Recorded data
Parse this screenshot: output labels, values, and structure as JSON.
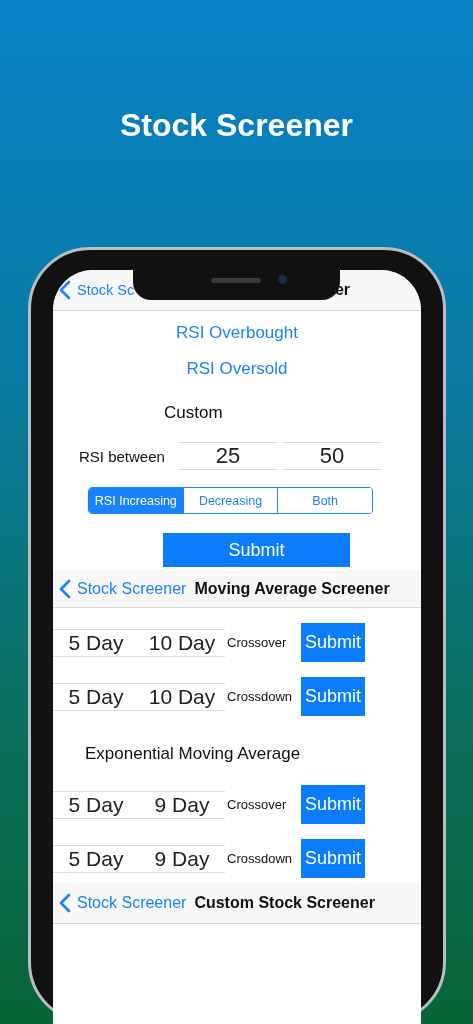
{
  "headline": "Stock Screener",
  "rsi_screen": {
    "nav": {
      "back_label": "Stock Sc",
      "title": "er"
    },
    "presets": [
      "RSI Overbought",
      "RSI Oversold"
    ],
    "custom_heading": "Custom",
    "range_label": "RSI between",
    "range_from": "25",
    "range_to": "50",
    "segments": [
      {
        "label": "RSI Increasing",
        "selected": true
      },
      {
        "label": "Decreasing",
        "selected": false
      },
      {
        "label": "Both",
        "selected": false
      }
    ],
    "submit": "Submit"
  },
  "ma_screen": {
    "nav": {
      "back_label": "Stock Screener",
      "title": "Moving Average Screener"
    },
    "rows": [
      {
        "short": "5 Day",
        "long": "10 Day",
        "signal": "Crossover",
        "submit": "Submit"
      },
      {
        "short": "5 Day",
        "long": "10 Day",
        "signal": "Crossdown",
        "submit": "Submit"
      }
    ],
    "ema_heading": "Exponential Moving Average",
    "ema_rows": [
      {
        "short": "5 Day",
        "long": "9 Day",
        "signal": "Crossover",
        "submit": "Submit"
      },
      {
        "short": "5 Day",
        "long": "9 Day",
        "signal": "Crossdown",
        "submit": "Submit"
      }
    ]
  },
  "custom_screen": {
    "nav": {
      "back_label": "Stock Screener",
      "title": "Custom Stock Screener"
    }
  }
}
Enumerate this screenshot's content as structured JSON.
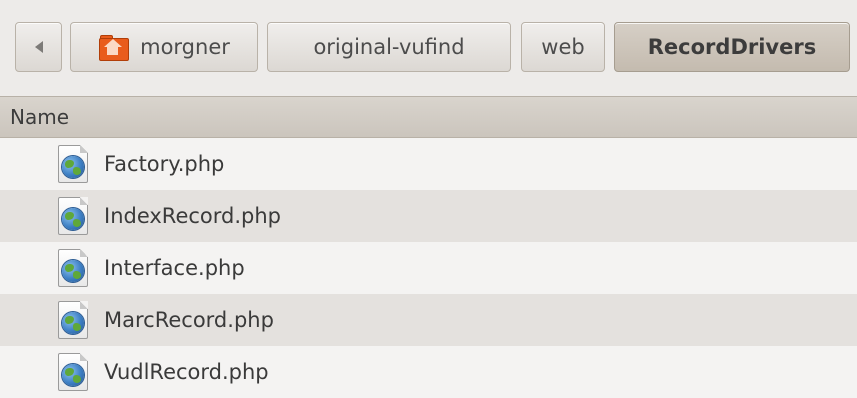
{
  "pathbar": {
    "back_icon": "left-arrow-icon",
    "home_icon": "home-folder-icon",
    "crumbs": [
      {
        "label": "morgner"
      },
      {
        "label": "original-vufind"
      },
      {
        "label": "web"
      },
      {
        "label": "RecordDrivers",
        "active": true
      }
    ]
  },
  "list": {
    "column_name": "Name",
    "file_icon": "php-globe-file-icon",
    "files": [
      {
        "name": "Factory.php"
      },
      {
        "name": "IndexRecord.php"
      },
      {
        "name": "Interface.php"
      },
      {
        "name": "MarcRecord.php"
      },
      {
        "name": "VudlRecord.php"
      }
    ]
  },
  "colors": {
    "active_crumb": "#c9c1b6",
    "home_folder": "#e95c1c",
    "row_alt": "#e4e1de"
  }
}
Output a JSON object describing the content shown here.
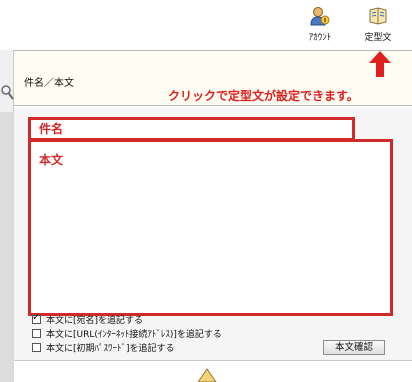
{
  "toolbar": {
    "account_label": "ｱｶｳﾝﾄ",
    "template_label": "定型文"
  },
  "header": {
    "field_label": "件名／本文"
  },
  "annotation": {
    "text": "クリックで定型文が設定できます。"
  },
  "form": {
    "subject_label": "件名",
    "body_label": "本文",
    "options": [
      {
        "label": "本文に[宛名]を追記する",
        "checked": true
      },
      {
        "label": "本文に[URL(ｲﾝﾀｰﾈｯﾄ接続ｱﾄﾞﾚｽ)]を追記する",
        "checked": false
      },
      {
        "label": "本文に[初期ﾊﾟｽﾜｰﾄﾞ]を追記する",
        "checked": false
      }
    ],
    "confirm_button": "本文確認"
  },
  "colors": {
    "annotation_red": "#e02020",
    "frame_red": "#d22a2a",
    "header_bg": "#fffdf2"
  },
  "icons": [
    "account-icon",
    "template-icon",
    "up-arrow-icon",
    "search-icon",
    "document-icon"
  ]
}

PROBLEM TO SOLVE: Transcribe every line in the entries above, taking out only the images.

IN RESPONSE:
Parse this screenshot: output labels, values, and structure as JSON.
{
  "headline": "Stock Screener",
  "rsi_screen": {
    "nav": {
      "back_label": "Stock Sc",
      "title": "er"
    },
    "presets": [
      "RSI Overbought",
      "RSI Oversold"
    ],
    "custom_heading": "Custom",
    "range_label": "RSI between",
    "range_from": "25",
    "range_to": "50",
    "segments": [
      {
        "label": "RSI Increasing",
        "selected": true
      },
      {
        "label": "Decreasing",
        "selected": false
      },
      {
        "label": "Both",
        "selected": false
      }
    ],
    "submit": "Submit"
  },
  "ma_screen": {
    "nav": {
      "back_label": "Stock Screener",
      "title": "Moving Average Screener"
    },
    "rows": [
      {
        "short": "5 Day",
        "long": "10 Day",
        "signal": "Crossover",
        "submit": "Submit"
      },
      {
        "short": "5 Day",
        "long": "10 Day",
        "signal": "Crossdown",
        "submit": "Submit"
      }
    ],
    "ema_heading": "Exponential Moving Average",
    "ema_rows": [
      {
        "short": "5 Day",
        "long": "9 Day",
        "signal": "Crossover",
        "submit": "Submit"
      },
      {
        "short": "5 Day",
        "long": "9 Day",
        "signal": "Crossdown",
        "submit": "Submit"
      }
    ]
  },
  "custom_screen": {
    "nav": {
      "back_label": "Stock Screener",
      "title": "Custom Stock Screener"
    }
  }
}
Enumerate this screenshot's content as structured JSON.
{
  "pathbar": {
    "back_icon": "left-arrow-icon",
    "home_icon": "home-folder-icon",
    "crumbs": [
      {
        "label": "morgner"
      },
      {
        "label": "original-vufind"
      },
      {
        "label": "web"
      },
      {
        "label": "RecordDrivers",
        "active": true
      }
    ]
  },
  "list": {
    "column_name": "Name",
    "file_icon": "php-globe-file-icon",
    "files": [
      {
        "name": "Factory.php"
      },
      {
        "name": "IndexRecord.php"
      },
      {
        "name": "Interface.php"
      },
      {
        "name": "MarcRecord.php"
      },
      {
        "name": "VudlRecord.php"
      }
    ]
  },
  "colors": {
    "active_crumb": "#c9c1b6",
    "home_folder": "#e95c1c",
    "row_alt": "#e4e1de"
  }
}
Output a JSON object describing the content shown here.
{
  "toolbar": {
    "account_label": "ｱｶｳﾝﾄ",
    "template_label": "定型文"
  },
  "header": {
    "field_label": "件名／本文"
  },
  "annotation": {
    "text": "クリックで定型文が設定できます。"
  },
  "form": {
    "subject_label": "件名",
    "body_label": "本文",
    "options": [
      {
        "label": "本文に[宛名]を追記する",
        "checked": true
      },
      {
        "label": "本文に[URL(ｲﾝﾀｰﾈｯﾄ接続ｱﾄﾞﾚｽ)]を追記する",
        "checked": false
      },
      {
        "label": "本文に[初期ﾊﾟｽﾜｰﾄﾞ]を追記する",
        "checked": false
      }
    ],
    "confirm_button": "本文確認"
  },
  "colors": {
    "annotation_red": "#e02020",
    "frame_red": "#d22a2a",
    "header_bg": "#fffdf2"
  },
  "icons": [
    "account-icon",
    "template-icon",
    "up-arrow-icon",
    "search-icon",
    "document-icon"
  ]
}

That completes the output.